* SET PROBLEM:
Pull out all lines from the listing below in which the word "invitation" appears.

* DATA SUPPLIED:
------------------------------------------------------------

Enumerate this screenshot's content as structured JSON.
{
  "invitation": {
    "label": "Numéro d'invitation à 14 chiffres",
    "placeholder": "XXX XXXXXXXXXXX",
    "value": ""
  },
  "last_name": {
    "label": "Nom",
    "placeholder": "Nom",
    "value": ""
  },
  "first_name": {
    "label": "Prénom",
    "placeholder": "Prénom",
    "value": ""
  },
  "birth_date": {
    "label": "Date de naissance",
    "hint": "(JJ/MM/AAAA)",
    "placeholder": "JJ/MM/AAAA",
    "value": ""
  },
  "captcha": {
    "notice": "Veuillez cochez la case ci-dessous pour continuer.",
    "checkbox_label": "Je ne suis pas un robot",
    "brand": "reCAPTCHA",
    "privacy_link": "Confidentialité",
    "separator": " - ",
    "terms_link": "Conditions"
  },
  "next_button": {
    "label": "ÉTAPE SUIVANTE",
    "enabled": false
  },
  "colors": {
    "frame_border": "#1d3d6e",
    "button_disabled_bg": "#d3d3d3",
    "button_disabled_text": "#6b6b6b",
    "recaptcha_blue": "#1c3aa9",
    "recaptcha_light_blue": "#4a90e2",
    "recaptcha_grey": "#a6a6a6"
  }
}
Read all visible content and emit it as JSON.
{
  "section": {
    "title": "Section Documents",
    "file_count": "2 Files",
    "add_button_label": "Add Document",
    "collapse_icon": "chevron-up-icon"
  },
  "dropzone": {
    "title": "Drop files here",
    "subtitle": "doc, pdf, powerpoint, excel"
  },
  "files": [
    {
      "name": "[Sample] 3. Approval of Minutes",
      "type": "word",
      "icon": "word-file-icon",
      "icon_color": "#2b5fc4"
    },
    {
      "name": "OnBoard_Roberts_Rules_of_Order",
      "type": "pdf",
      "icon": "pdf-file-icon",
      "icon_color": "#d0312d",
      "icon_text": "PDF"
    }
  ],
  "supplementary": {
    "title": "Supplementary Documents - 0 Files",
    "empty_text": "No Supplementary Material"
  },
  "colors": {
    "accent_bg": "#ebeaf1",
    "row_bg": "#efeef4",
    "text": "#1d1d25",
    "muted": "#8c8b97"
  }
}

------------------------------------------------------------

* RESULT OF THIS TASK:
  "invitation": {
    "label": "Numéro d'invitation à 14 chiffres",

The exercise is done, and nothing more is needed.